_Goal_. Lines holding the string "ציונים" are the ones to copy from this listing.

_Input records_.

########################################

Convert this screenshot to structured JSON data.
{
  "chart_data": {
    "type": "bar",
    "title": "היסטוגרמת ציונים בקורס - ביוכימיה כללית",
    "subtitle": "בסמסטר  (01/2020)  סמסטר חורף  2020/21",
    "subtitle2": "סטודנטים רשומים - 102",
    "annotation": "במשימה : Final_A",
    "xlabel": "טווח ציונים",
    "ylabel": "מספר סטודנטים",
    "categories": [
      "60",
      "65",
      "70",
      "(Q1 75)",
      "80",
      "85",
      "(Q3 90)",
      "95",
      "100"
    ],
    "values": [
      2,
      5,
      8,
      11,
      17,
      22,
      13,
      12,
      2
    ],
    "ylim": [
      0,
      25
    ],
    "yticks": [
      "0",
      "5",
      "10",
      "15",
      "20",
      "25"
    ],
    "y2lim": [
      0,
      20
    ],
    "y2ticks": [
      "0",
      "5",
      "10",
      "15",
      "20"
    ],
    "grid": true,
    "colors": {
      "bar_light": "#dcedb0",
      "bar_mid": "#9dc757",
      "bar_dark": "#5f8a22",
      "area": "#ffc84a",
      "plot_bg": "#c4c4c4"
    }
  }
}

########################################

_Correct result_.
    "title": "היסטוגרמת ציונים בקורס - ביוכימיה כללית",
    "xlabel": "טווח ציונים",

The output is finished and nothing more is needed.